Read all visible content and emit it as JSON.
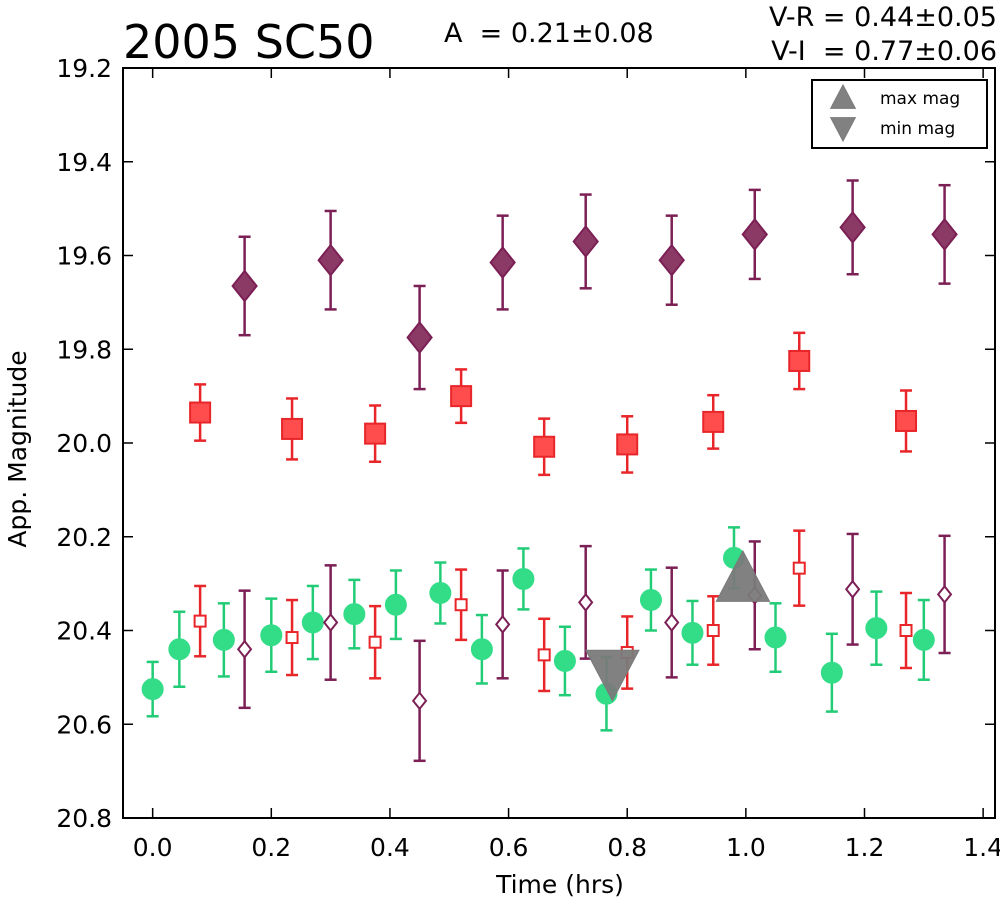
{
  "chart_data": {
    "type": "scatter",
    "title": "2005 SC50",
    "annotations": {
      "amplitude": "A  = 0.21±0.08",
      "v_r": "V-R = 0.44±0.05",
      "v_i": "V-I  = 0.77±0.06"
    },
    "xlabel": "Time (hrs)",
    "ylabel": "App. Magnitude",
    "xlim": [
      -0.05,
      1.42
    ],
    "ylim": [
      20.8,
      19.2
    ],
    "y_inverted": true,
    "x_ticks": [
      0.0,
      0.2,
      0.4,
      0.6,
      0.8,
      1.0,
      1.2,
      1.4
    ],
    "x_tick_labels": [
      "0.0",
      "0.2",
      "0.4",
      "0.6",
      "0.8",
      "1.0",
      "1.2",
      "1.4"
    ],
    "y_ticks": [
      19.2,
      19.4,
      19.6,
      19.8,
      20.0,
      20.2,
      20.4,
      20.6,
      20.8
    ],
    "y_tick_labels": [
      "19.2",
      "19.4",
      "19.6",
      "19.8",
      "20.0",
      "20.2",
      "20.4",
      "20.6",
      "20.8"
    ],
    "grid": false,
    "legend": {
      "placement": "top-right",
      "entries": [
        {
          "label": "max mag",
          "marker": "triangle-up",
          "color": "#7a7a7a"
        },
        {
          "label": "min mag",
          "marker": "triangle-down",
          "color": "#7a7a7a"
        }
      ]
    },
    "series": [
      {
        "marker": "diamond-filled",
        "color": "#7b1f55",
        "face": "#8b3a66",
        "points": [
          {
            "x": 0.155,
            "y": 19.665,
            "err": 0.105
          },
          {
            "x": 0.3,
            "y": 19.61,
            "err": 0.105
          },
          {
            "x": 0.45,
            "y": 19.775,
            "err": 0.11
          },
          {
            "x": 0.59,
            "y": 19.615,
            "err": 0.1
          },
          {
            "x": 0.73,
            "y": 19.57,
            "err": 0.1
          },
          {
            "x": 0.875,
            "y": 19.61,
            "err": 0.095
          },
          {
            "x": 1.015,
            "y": 19.555,
            "err": 0.095
          },
          {
            "x": 1.18,
            "y": 19.54,
            "err": 0.1
          },
          {
            "x": 1.335,
            "y": 19.555,
            "err": 0.105
          }
        ]
      },
      {
        "marker": "square-filled",
        "color": "#e8262a",
        "face": "#ff4d4d",
        "points": [
          {
            "x": 0.08,
            "y": 19.935,
            "err": 0.06
          },
          {
            "x": 0.235,
            "y": 19.97,
            "err": 0.065
          },
          {
            "x": 0.375,
            "y": 19.98,
            "err": 0.06
          },
          {
            "x": 0.52,
            "y": 19.9,
            "err": 0.057
          },
          {
            "x": 0.66,
            "y": 20.008,
            "err": 0.06
          },
          {
            "x": 0.8,
            "y": 20.003,
            "err": 0.06
          },
          {
            "x": 0.945,
            "y": 19.955,
            "err": 0.057
          },
          {
            "x": 1.09,
            "y": 19.825,
            "err": 0.06
          },
          {
            "x": 1.27,
            "y": 19.953,
            "err": 0.065
          }
        ]
      },
      {
        "marker": "circle-filled",
        "color": "#22cc77",
        "face": "#33dd88",
        "points": [
          {
            "x": 0.0,
            "y": 20.525,
            "err": 0.058
          },
          {
            "x": 0.045,
            "y": 20.44,
            "err": 0.08
          },
          {
            "x": 0.12,
            "y": 20.42,
            "err": 0.078
          },
          {
            "x": 0.2,
            "y": 20.41,
            "err": 0.078
          },
          {
            "x": 0.27,
            "y": 20.383,
            "err": 0.078
          },
          {
            "x": 0.34,
            "y": 20.365,
            "err": 0.073
          },
          {
            "x": 0.41,
            "y": 20.345,
            "err": 0.073
          },
          {
            "x": 0.485,
            "y": 20.32,
            "err": 0.065
          },
          {
            "x": 0.555,
            "y": 20.44,
            "err": 0.073
          },
          {
            "x": 0.625,
            "y": 20.29,
            "err": 0.065
          },
          {
            "x": 0.695,
            "y": 20.465,
            "err": 0.073
          },
          {
            "x": 0.765,
            "y": 20.535,
            "err": 0.078
          },
          {
            "x": 0.84,
            "y": 20.335,
            "err": 0.065
          },
          {
            "x": 0.91,
            "y": 20.405,
            "err": 0.068
          },
          {
            "x": 0.98,
            "y": 20.245,
            "err": 0.065
          },
          {
            "x": 1.05,
            "y": 20.415,
            "err": 0.073
          },
          {
            "x": 1.145,
            "y": 20.49,
            "err": 0.083
          },
          {
            "x": 1.22,
            "y": 20.395,
            "err": 0.078
          },
          {
            "x": 1.3,
            "y": 20.42,
            "err": 0.085
          }
        ]
      },
      {
        "marker": "square-open",
        "color": "#e8262a",
        "points": [
          {
            "x": 0.08,
            "y": 20.38,
            "err": 0.075
          },
          {
            "x": 0.235,
            "y": 20.415,
            "err": 0.08
          },
          {
            "x": 0.375,
            "y": 20.425,
            "err": 0.077
          },
          {
            "x": 0.52,
            "y": 20.345,
            "err": 0.075
          },
          {
            "x": 0.66,
            "y": 20.452,
            "err": 0.077
          },
          {
            "x": 0.8,
            "y": 20.447,
            "err": 0.077
          },
          {
            "x": 0.945,
            "y": 20.4,
            "err": 0.073
          },
          {
            "x": 1.09,
            "y": 20.267,
            "err": 0.08
          },
          {
            "x": 1.27,
            "y": 20.4,
            "err": 0.08
          }
        ]
      },
      {
        "marker": "diamond-open",
        "color": "#7b1f55",
        "points": [
          {
            "x": 0.155,
            "y": 20.44,
            "err": 0.125
          },
          {
            "x": 0.3,
            "y": 20.383,
            "err": 0.122
          },
          {
            "x": 0.45,
            "y": 20.55,
            "err": 0.128
          },
          {
            "x": 0.59,
            "y": 20.387,
            "err": 0.115
          },
          {
            "x": 0.73,
            "y": 20.34,
            "err": 0.12
          },
          {
            "x": 0.875,
            "y": 20.383,
            "err": 0.117
          },
          {
            "x": 1.015,
            "y": 20.325,
            "err": 0.115
          },
          {
            "x": 1.18,
            "y": 20.312,
            "err": 0.118
          },
          {
            "x": 1.335,
            "y": 20.323,
            "err": 0.125
          }
        ]
      }
    ],
    "extrema": [
      {
        "type": "max",
        "marker": "triangle-up",
        "x": 0.995,
        "y": 20.29,
        "color": "#7a7a7a"
      },
      {
        "type": "min",
        "marker": "triangle-down",
        "x": 0.775,
        "y": 20.49,
        "color": "#7a7a7a"
      }
    ]
  }
}
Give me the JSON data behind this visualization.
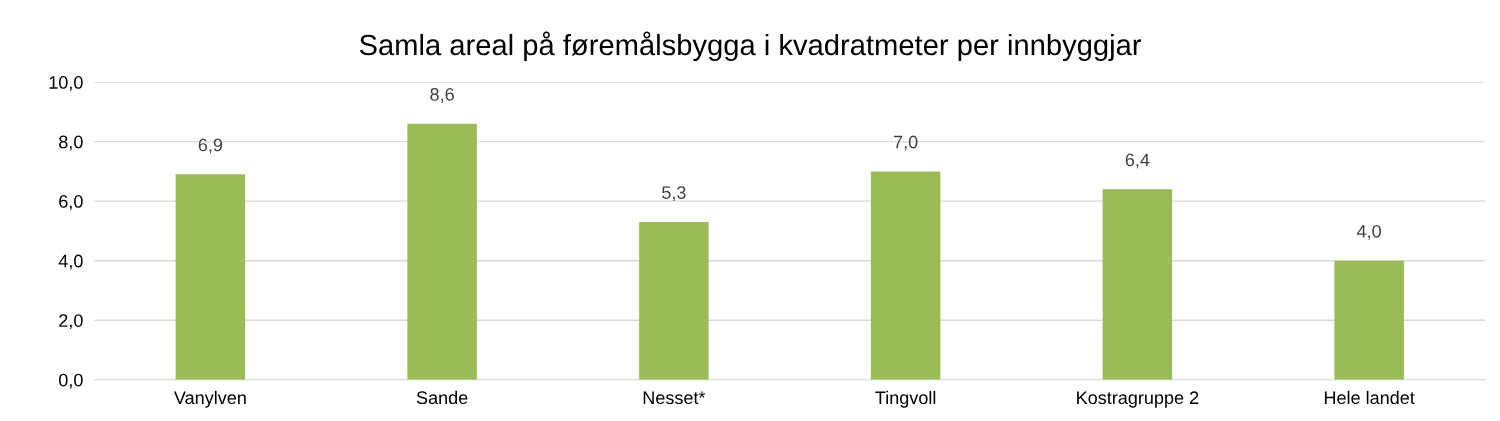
{
  "chart_data": {
    "type": "bar",
    "title": "Samla areal på føremålsbygga i kvadratmeter per innbyggjar",
    "categories": [
      "Vanylven",
      "Sande",
      "Nesset*",
      "Tingvoll",
      "Kostragruppe 2",
      "Hele landet"
    ],
    "values": [
      6.9,
      8.6,
      5.3,
      7.0,
      6.4,
      4.0
    ],
    "value_labels": [
      "6,9",
      "8,6",
      "5,3",
      "7,0",
      "6,4",
      "4,0"
    ],
    "color": "#9bbb59",
    "ylim": [
      0,
      10
    ],
    "yticks": [
      {
        "value": 0,
        "label": "0,0"
      },
      {
        "value": 2,
        "label": "2,0"
      },
      {
        "value": 4,
        "label": "4,0"
      },
      {
        "value": 6,
        "label": "6,0"
      },
      {
        "value": 8,
        "label": "8,0"
      },
      {
        "value": 10,
        "label": "10,0"
      }
    ],
    "grid": "y"
  }
}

※ ※ ※

Exercise requirements: Return the material word for word. Pictures are not part of the copy.

Answer:
Read all visible content and emit it as JSON.
{
  "chart_data": {
    "type": "scatter",
    "title": "2005 SC50",
    "annotations": {
      "amplitude": "A  = 0.21±0.08",
      "v_r": "V-R = 0.44±0.05",
      "v_i": "V-I  = 0.77±0.06"
    },
    "xlabel": "Time (hrs)",
    "ylabel": "App. Magnitude",
    "xlim": [
      -0.05,
      1.42
    ],
    "ylim": [
      20.8,
      19.2
    ],
    "y_inverted": true,
    "x_ticks": [
      0.0,
      0.2,
      0.4,
      0.6,
      0.8,
      1.0,
      1.2,
      1.4
    ],
    "x_tick_labels": [
      "0.0",
      "0.2",
      "0.4",
      "0.6",
      "0.8",
      "1.0",
      "1.2",
      "1.4"
    ],
    "y_ticks": [
      19.2,
      19.4,
      19.6,
      19.8,
      20.0,
      20.2,
      20.4,
      20.6,
      20.8
    ],
    "y_tick_labels": [
      "19.2",
      "19.4",
      "19.6",
      "19.8",
      "20.0",
      "20.2",
      "20.4",
      "20.6",
      "20.8"
    ],
    "grid": false,
    "legend": {
      "placement": "top-right",
      "entries": [
        {
          "label": "max mag",
          "marker": "triangle-up",
          "color": "#7a7a7a"
        },
        {
          "label": "min mag",
          "marker": "triangle-down",
          "color": "#7a7a7a"
        }
      ]
    },
    "series": [
      {
        "marker": "diamond-filled",
        "color": "#7b1f55",
        "face": "#8b3a66",
        "points": [
          {
            "x": 0.155,
            "y": 19.665,
            "err": 0.105
          },
          {
            "x": 0.3,
            "y": 19.61,
            "err": 0.105
          },
          {
            "x": 0.45,
            "y": 19.775,
            "err": 0.11
          },
          {
            "x": 0.59,
            "y": 19.615,
            "err": 0.1
          },
          {
            "x": 0.73,
            "y": 19.57,
            "err": 0.1
          },
          {
            "x": 0.875,
            "y": 19.61,
            "err": 0.095
          },
          {
            "x": 1.015,
            "y": 19.555,
            "err": 0.095
          },
          {
            "x": 1.18,
            "y": 19.54,
            "err": 0.1
          },
          {
            "x": 1.335,
            "y": 19.555,
            "err": 0.105
          }
        ]
      },
      {
        "marker": "square-filled",
        "color": "#e8262a",
        "face": "#ff4d4d",
        "points": [
          {
            "x": 0.08,
            "y": 19.935,
            "err": 0.06
          },
          {
            "x": 0.235,
            "y": 19.97,
            "err": 0.065
          },
          {
            "x": 0.375,
            "y": 19.98,
            "err": 0.06
          },
          {
            "x": 0.52,
            "y": 19.9,
            "err": 0.057
          },
          {
            "x": 0.66,
            "y": 20.008,
            "err": 0.06
          },
          {
            "x": 0.8,
            "y": 20.003,
            "err": 0.06
          },
          {
            "x": 0.945,
            "y": 19.955,
            "err": 0.057
          },
          {
            "x": 1.09,
            "y": 19.825,
            "err": 0.06
          },
          {
            "x": 1.27,
            "y": 19.953,
            "err": 0.065
          }
        ]
      },
      {
        "marker": "circle-filled",
        "color": "#22cc77",
        "face": "#33dd88",
        "points": [
          {
            "x": 0.0,
            "y": 20.525,
            "err": 0.058
          },
          {
            "x": 0.045,
            "y": 20.44,
            "err": 0.08
          },
          {
            "x": 0.12,
            "y": 20.42,
            "err": 0.078
          },
          {
            "x": 0.2,
            "y": 20.41,
            "err": 0.078
          },
          {
            "x": 0.27,
            "y": 20.383,
            "err": 0.078
          },
          {
            "x": 0.34,
            "y": 20.365,
            "err": 0.073
          },
          {
            "x": 0.41,
            "y": 20.345,
            "err": 0.073
          },
          {
            "x": 0.485,
            "y": 20.32,
            "err": 0.065
          },
          {
            "x": 0.555,
            "y": 20.44,
            "err": 0.073
          },
          {
            "x": 0.625,
            "y": 20.29,
            "err": 0.065
          },
          {
            "x": 0.695,
            "y": 20.465,
            "err": 0.073
          },
          {
            "x": 0.765,
            "y": 20.535,
            "err": 0.078
          },
          {
            "x": 0.84,
            "y": 20.335,
            "err": 0.065
          },
          {
            "x": 0.91,
            "y": 20.405,
            "err": 0.068
          },
          {
            "x": 0.98,
            "y": 20.245,
            "err": 0.065
          },
          {
            "x": 1.05,
            "y": 20.415,
            "err": 0.073
          },
          {
            "x": 1.145,
            "y": 20.49,
            "err": 0.083
          },
          {
            "x": 1.22,
            "y": 20.395,
            "err": 0.078
          },
          {
            "x": 1.3,
            "y": 20.42,
            "err": 0.085
          }
        ]
      },
      {
        "marker": "square-open",
        "color": "#e8262a",
        "points": [
          {
            "x": 0.08,
            "y": 20.38,
            "err": 0.075
          },
          {
            "x": 0.235,
            "y": 20.415,
            "err": 0.08
          },
          {
            "x": 0.375,
            "y": 20.425,
            "err": 0.077
          },
          {
            "x": 0.52,
            "y": 20.345,
            "err": 0.075
          },
          {
            "x": 0.66,
            "y": 20.452,
            "err": 0.077
          },
          {
            "x": 0.8,
            "y": 20.447,
            "err": 0.077
          },
          {
            "x": 0.945,
            "y": 20.4,
            "err": 0.073
          },
          {
            "x": 1.09,
            "y": 20.267,
            "err": 0.08
          },
          {
            "x": 1.27,
            "y": 20.4,
            "err": 0.08
          }
        ]
      },
      {
        "marker": "diamond-open",
        "color": "#7b1f55",
        "points": [
          {
            "x": 0.155,
            "y": 20.44,
            "err": 0.125
          },
          {
            "x": 0.3,
            "y": 20.383,
            "err": 0.122
          },
          {
            "x": 0.45,
            "y": 20.55,
            "err": 0.128
          },
          {
            "x": 0.59,
            "y": 20.387,
            "err": 0.115
          },
          {
            "x": 0.73,
            "y": 20.34,
            "err": 0.12
          },
          {
            "x": 0.875,
            "y": 20.383,
            "err": 0.117
          },
          {
            "x": 1.015,
            "y": 20.325,
            "err": 0.115
          },
          {
            "x": 1.18,
            "y": 20.312,
            "err": 0.118
          },
          {
            "x": 1.335,
            "y": 20.323,
            "err": 0.125
          }
        ]
      }
    ],
    "extrema": [
      {
        "type": "max",
        "marker": "triangle-up",
        "x": 0.995,
        "y": 20.29,
        "color": "#7a7a7a"
      },
      {
        "type": "min",
        "marker": "triangle-down",
        "x": 0.775,
        "y": 20.49,
        "color": "#7a7a7a"
      }
    ]
  }
}
Give me the JSON data behind this visualization.
{
  "chart_data": {
    "type": "bar",
    "title": "Samla areal på føremålsbygga i kvadratmeter per innbyggjar",
    "categories": [
      "Vanylven",
      "Sande",
      "Nesset*",
      "Tingvoll",
      "Kostragruppe 2",
      "Hele landet"
    ],
    "values": [
      6.9,
      8.6,
      5.3,
      7.0,
      6.4,
      4.0
    ],
    "value_labels": [
      "6,9",
      "8,6",
      "5,3",
      "7,0",
      "6,4",
      "4,0"
    ],
    "color": "#9bbb59",
    "ylim": [
      0,
      10
    ],
    "yticks": [
      {
        "value": 0,
        "label": "0,0"
      },
      {
        "value": 2,
        "label": "2,0"
      },
      {
        "value": 4,
        "label": "4,0"
      },
      {
        "value": 6,
        "label": "6,0"
      },
      {
        "value": 8,
        "label": "8,0"
      },
      {
        "value": 10,
        "label": "10,0"
      }
    ],
    "grid": "y"
  }
}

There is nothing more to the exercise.